───── Document passage
According to my local BMW Service Manager, 88 ft-lbs is an urban legend - shows that folks will believe anything they read on the internet. If he is wrong, please advise as to the official BMW reference.

Jim


----------



## CMOS (Oct 1, 2002)

*Re: 88 ft-lbs for wheel lugs for e46 sedan is NOT CORRECT.*

Page 144, "Changing a wheel", Col. 2, para. 3 in my 2003 330i Owner's Manual (the one that comes with the car):

"torque specification: 88.5 lb ft/120 Nm"

Some folks will believe anything they read in the manual!



abqhudson said:


> *According to my local BMW Service Manager, 88 ft-lbs is an urban legend - shows that folks will believe anything they read on the internet. If he is wrong, please advise as to the official BMW reference.
> 
> Jim *


----------



## e46shift (Oct 12, 2002)

*Re: Re: 88 ft-lbs for wheel lugs for e46 sedan is NOT CORRECT.*



CMOS said:


> *
> Some folks will believe anything they read in the manual!
> 
> *


:lmao:


----------



## Artslinger (Sep 2, 2002)

*Re: 88 ft-lbs for wheel lugs for e46 sedan is NOT CORRECT.*



abqhudson said:


> *According to my local BMW Service Manager, 88 ft-lbs is an urban legend - shows that folks will believe anything they read on the internet. If he is wrong, please advise as to the official BMW reference.
> 
> Jim *


From my personal experiences... don't believe everything a BMW service manager tells you.


----------



## abqhudson (Dec 22, 2001)

*Thanks for the correction.*

Based on the new information - 2003 Owners Manual - my local BMW Service Manager now says that the new torque specification of 88 ft-lbs applies to all e46 cars. Thanks for the help.

Jim


----------
──────────
───── Data provided
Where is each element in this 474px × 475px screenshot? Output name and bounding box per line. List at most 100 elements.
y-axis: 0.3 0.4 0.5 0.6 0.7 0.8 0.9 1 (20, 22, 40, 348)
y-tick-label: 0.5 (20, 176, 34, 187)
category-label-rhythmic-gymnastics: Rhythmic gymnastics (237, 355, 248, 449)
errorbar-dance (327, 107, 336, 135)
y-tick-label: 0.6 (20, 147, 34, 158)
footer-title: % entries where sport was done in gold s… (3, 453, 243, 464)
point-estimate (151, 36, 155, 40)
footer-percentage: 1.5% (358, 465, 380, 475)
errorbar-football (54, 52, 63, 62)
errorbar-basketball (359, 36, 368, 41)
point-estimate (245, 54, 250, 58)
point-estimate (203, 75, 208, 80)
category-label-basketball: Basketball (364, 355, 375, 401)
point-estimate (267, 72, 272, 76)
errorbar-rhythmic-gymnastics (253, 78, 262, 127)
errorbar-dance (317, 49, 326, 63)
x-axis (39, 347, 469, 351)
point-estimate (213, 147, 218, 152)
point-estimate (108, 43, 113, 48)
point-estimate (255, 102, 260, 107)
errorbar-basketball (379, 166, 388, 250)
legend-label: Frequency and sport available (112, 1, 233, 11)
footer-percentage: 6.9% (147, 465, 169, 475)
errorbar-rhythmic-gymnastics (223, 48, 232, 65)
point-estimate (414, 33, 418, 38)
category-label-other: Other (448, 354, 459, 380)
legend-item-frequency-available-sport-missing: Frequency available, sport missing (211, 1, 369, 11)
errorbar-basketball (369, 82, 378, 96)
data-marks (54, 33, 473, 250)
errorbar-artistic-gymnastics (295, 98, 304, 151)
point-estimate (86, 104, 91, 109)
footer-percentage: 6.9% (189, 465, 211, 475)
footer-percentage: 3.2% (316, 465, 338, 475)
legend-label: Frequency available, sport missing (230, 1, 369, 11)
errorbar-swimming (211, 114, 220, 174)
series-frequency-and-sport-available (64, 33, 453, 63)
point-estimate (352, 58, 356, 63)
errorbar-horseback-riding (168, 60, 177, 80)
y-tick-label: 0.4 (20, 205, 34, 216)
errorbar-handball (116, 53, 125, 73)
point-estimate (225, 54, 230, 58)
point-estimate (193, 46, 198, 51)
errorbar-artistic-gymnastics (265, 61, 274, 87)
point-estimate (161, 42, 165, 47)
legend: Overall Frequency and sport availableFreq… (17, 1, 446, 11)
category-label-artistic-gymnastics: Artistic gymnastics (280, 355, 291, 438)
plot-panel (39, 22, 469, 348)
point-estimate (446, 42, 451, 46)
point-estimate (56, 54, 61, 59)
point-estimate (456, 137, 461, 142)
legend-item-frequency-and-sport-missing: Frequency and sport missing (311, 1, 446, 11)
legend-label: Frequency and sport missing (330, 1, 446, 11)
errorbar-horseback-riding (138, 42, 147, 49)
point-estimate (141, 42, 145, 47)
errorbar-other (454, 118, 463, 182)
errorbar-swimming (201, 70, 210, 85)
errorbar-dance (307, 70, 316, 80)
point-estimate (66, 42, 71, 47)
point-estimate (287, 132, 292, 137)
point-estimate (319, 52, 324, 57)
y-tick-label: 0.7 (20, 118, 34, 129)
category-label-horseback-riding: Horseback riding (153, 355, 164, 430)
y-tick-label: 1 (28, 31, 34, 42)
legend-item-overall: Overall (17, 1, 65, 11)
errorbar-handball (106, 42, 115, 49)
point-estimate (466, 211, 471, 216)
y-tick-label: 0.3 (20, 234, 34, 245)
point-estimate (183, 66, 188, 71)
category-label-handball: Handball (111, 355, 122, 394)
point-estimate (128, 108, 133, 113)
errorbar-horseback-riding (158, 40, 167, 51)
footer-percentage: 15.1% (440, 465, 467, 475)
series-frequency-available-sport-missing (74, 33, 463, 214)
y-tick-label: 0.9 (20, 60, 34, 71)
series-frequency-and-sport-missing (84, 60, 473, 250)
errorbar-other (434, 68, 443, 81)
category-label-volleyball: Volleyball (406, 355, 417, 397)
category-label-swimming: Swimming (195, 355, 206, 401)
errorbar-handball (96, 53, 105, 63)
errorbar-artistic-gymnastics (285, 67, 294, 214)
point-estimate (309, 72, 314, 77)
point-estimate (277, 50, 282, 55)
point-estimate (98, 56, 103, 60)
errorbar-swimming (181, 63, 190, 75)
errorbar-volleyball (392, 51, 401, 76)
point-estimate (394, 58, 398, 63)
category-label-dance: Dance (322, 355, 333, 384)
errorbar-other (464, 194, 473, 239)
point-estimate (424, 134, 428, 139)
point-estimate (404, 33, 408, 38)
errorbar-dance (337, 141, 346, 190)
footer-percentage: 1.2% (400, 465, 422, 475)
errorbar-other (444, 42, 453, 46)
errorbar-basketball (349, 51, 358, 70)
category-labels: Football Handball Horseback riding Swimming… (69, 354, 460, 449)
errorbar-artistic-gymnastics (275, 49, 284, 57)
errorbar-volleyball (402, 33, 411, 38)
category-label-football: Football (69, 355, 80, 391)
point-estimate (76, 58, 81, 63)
──────────
### Direction 1
In the wheel-lug torque thread, what torque specification does CMOS quote from the Owner's Manual?
### Direction 2
Based on the wheel-lug torque thread, say yes or no to each statement and quote the words of the thread that decide it:
(a) CMOS cites a page of a 2003 330i Owner's Manual.
(b) Artslinger advises trusting what a BMW service manager says.
(c) The local BMW Service Manager ends up saying the 88 ft-lbs specification applies only to 2003 cars.
### Direction 3
Retype the part of the wheel-lug torque thread that begins at the words "Based on the" and stop after "for the help.".
The data aren't needed here.

### Task solution 1
88.5 lb ft/120 Nm

### Task solution 2
(a) Yes: "Page 144, "Changing a wheel", Col. 2, para. 3 in my 2003 330i Owner's Manual"
(b) No: "don't believe everything a BMW service manager tells you."
(c) No: "the new torque specification of 88 ft-lbs applies to all e46 cars"

### Task solution 3
Based on the new information - 2003 Owners Manual - my local BMW Service Manager now says that the new torque specification of 88 ft-lbs applies to all e46 cars. Thanks for the help.